### PROBLEM REQUIREMENTS
Transcribe the records in full, keeping every character as it is.
# start of RECORD SET
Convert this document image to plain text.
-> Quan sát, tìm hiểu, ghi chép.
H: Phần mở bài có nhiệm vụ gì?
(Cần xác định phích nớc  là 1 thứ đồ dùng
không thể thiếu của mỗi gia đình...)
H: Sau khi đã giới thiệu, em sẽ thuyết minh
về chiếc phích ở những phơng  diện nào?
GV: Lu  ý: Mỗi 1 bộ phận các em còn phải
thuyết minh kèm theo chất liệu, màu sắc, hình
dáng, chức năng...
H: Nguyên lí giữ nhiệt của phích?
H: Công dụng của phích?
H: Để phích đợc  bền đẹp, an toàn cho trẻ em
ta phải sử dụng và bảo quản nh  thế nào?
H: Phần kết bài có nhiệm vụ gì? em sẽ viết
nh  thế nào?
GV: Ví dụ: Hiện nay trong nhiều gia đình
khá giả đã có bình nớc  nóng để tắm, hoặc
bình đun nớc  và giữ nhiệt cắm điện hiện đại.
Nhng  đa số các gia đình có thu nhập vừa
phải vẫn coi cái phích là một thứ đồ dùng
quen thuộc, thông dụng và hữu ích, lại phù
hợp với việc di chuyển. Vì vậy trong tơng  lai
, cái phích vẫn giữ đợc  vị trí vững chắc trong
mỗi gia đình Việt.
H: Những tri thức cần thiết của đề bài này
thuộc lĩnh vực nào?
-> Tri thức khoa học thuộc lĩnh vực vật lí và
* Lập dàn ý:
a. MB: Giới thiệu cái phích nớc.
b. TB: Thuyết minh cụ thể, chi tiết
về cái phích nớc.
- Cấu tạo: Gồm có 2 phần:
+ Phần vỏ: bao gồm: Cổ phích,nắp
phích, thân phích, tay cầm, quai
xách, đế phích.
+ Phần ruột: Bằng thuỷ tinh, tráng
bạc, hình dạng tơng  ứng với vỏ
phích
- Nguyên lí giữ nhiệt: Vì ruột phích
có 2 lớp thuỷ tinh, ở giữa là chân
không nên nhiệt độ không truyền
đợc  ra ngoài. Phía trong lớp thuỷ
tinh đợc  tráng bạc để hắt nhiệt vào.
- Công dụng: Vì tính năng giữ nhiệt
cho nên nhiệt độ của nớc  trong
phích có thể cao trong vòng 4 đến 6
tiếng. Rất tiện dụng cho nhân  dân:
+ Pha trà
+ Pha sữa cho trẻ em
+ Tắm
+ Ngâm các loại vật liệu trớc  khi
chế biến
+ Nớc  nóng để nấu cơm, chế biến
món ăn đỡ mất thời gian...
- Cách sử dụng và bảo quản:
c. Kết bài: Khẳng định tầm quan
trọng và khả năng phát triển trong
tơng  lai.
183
# end of RECORD SET
### WRITTEN ANSWER
Convert this document image to plain text.
-> Quan sát, tìm hiểu, ghi chép.
H: Phần mở bài có nhiệm vụ gì?
(Cần xác định phích nớc  là 1 thứ đồ dùng
không thể thiếu của mỗi gia đình...)
H: Sau khi đã giới thiệu, em sẽ thuyết minh
về chiếc phích ở những phơng  diện nào?
GV: Lu  ý: Mỗi 1 bộ phận các em còn phải
thuyết minh kèm theo chất liệu, màu sắc, hình
dáng, chức năng...
H: Nguyên lí giữ nhiệt của phích?
H: Công dụng của phích?
H: Để phích đợc  bền đẹp, an toàn cho trẻ em
ta phải sử dụng và bảo quản nh  thế nào?
H: Phần kết bài có nhiệm vụ gì? em sẽ viết
nh  thế nào?
GV: Ví dụ: Hiện nay trong nhiều gia đình
khá giả đã có bình nớc  nóng để tắm, hoặc
bình đun nớc  và giữ nhiệt cắm điện hiện đại.
Nhng  đa số các gia đình có thu nhập vừa
phải vẫn coi cái phích là một thứ đồ dùng
quen thuộc, thông dụng và hữu ích, lại phù
hợp với việc di chuyển. Vì vậy trong tơng  lai
, cái phích vẫn giữ đợc  vị trí vững chắc trong
mỗi gia đình Việt.
H: Những tri thức cần thiết của đề bài này
thuộc lĩnh vực nào?
-> Tri thức khoa học thuộc lĩnh vực vật lí và
* Lập dàn ý:
a. MB: Giới thiệu cái phích nớc.
b. TB: Thuyết minh cụ thể, chi tiết
về cái phích nớc.
- Cấu tạo: Gồm có 2 phần:
+ Phần vỏ: bao gồm: Cổ phích,nắp
phích, thân phích, tay cầm, quai
xách, đế phích.
+ Phần ruột: Bằng thuỷ tinh, tráng
bạc, hình dạng tơng  ứng với vỏ
phích
- Nguyên lí giữ nhiệt: Vì ruột phích
có 2 lớp thuỷ tinh, ở giữa là chân
không nên nhiệt độ không truyền
đợc  ra ngoài. Phía trong lớp thuỷ
tinh đợc  tráng bạc để hắt nhiệt vào.
- Công dụng: Vì tính năng giữ nhiệt
cho nên nhiệt độ của nớc  trong
phích có thể cao trong vòng 4 đến 6
tiếng. Rất tiện dụng cho nhân  dân:
+ Pha trà
+ Pha sữa cho trẻ em
+ Tắm
+ Ngâm các loại vật liệu trớc  khi
chế biến
+ Nớc  nóng để nấu cơm, chế biến
món ăn đỡ mất thời gian...
- Cách sử dụng và bảo quản:
c. Kết bài: Khẳng định tầm quan
trọng và khả năng phát triển trong
tơng  lai.
183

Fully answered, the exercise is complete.